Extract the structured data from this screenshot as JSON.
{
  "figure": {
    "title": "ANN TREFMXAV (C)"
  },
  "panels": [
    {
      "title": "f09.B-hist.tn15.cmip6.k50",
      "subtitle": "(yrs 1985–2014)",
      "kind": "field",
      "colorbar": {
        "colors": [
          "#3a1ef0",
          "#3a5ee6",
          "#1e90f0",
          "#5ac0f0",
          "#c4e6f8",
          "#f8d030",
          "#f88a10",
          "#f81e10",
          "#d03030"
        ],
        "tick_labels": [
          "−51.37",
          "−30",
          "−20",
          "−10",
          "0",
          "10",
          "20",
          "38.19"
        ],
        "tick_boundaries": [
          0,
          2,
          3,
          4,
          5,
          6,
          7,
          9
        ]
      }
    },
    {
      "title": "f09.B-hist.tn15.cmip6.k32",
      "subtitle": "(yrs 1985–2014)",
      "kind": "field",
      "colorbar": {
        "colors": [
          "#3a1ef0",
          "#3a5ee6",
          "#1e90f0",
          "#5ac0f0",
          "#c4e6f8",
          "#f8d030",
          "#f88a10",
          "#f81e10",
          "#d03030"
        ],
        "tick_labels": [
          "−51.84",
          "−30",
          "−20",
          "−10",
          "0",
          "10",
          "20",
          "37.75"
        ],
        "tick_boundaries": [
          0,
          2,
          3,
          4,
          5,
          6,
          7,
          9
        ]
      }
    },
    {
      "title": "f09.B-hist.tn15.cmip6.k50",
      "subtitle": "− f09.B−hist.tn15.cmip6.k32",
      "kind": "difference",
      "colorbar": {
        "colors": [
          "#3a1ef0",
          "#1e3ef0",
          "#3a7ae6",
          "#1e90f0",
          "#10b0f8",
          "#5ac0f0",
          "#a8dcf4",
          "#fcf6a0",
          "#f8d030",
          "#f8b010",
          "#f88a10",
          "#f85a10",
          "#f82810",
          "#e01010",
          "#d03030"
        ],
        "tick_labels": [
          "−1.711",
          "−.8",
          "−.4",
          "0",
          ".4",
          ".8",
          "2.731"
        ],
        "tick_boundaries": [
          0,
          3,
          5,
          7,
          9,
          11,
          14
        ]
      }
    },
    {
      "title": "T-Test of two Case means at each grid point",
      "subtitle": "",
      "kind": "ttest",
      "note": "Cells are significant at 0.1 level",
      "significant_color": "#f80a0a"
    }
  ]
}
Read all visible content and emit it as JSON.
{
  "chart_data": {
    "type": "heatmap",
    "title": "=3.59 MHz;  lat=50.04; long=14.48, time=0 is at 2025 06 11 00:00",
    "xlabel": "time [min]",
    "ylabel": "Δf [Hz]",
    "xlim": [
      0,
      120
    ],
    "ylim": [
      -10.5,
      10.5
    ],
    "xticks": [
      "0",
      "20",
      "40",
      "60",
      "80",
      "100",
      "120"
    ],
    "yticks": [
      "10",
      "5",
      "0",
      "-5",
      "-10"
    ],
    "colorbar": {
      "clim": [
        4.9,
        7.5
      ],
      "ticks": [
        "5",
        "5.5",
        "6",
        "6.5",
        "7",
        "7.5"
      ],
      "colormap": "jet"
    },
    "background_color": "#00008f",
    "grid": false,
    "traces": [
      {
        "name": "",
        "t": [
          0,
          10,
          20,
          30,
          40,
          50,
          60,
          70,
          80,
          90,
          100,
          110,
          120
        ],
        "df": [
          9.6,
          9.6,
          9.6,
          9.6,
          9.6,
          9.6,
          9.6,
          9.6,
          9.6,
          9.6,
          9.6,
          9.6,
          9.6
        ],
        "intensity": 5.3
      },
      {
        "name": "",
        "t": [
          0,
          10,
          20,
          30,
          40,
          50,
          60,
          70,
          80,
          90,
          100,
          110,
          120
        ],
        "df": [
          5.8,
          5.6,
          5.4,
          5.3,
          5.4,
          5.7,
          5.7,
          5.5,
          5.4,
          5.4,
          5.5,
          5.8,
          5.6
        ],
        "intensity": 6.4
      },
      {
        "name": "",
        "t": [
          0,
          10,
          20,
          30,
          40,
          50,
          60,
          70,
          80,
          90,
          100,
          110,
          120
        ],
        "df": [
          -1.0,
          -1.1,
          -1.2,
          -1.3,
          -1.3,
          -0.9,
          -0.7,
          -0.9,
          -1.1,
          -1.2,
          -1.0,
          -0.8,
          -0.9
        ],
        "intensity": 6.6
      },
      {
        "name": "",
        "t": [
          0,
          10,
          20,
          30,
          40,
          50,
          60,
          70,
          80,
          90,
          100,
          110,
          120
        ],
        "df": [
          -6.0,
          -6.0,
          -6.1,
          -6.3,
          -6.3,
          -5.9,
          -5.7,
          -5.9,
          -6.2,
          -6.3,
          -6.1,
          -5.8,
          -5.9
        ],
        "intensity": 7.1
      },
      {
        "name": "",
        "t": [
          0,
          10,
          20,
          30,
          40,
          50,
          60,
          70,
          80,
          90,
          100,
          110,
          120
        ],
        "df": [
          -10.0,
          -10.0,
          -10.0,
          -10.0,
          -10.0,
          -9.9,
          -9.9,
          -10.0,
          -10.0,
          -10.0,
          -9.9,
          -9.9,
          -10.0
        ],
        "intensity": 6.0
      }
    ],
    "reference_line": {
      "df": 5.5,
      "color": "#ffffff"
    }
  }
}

REQUIRED TASK:
Tally the lines in the listing that hold "hist" and report the number alone.

CORRECT RESPONSE:
4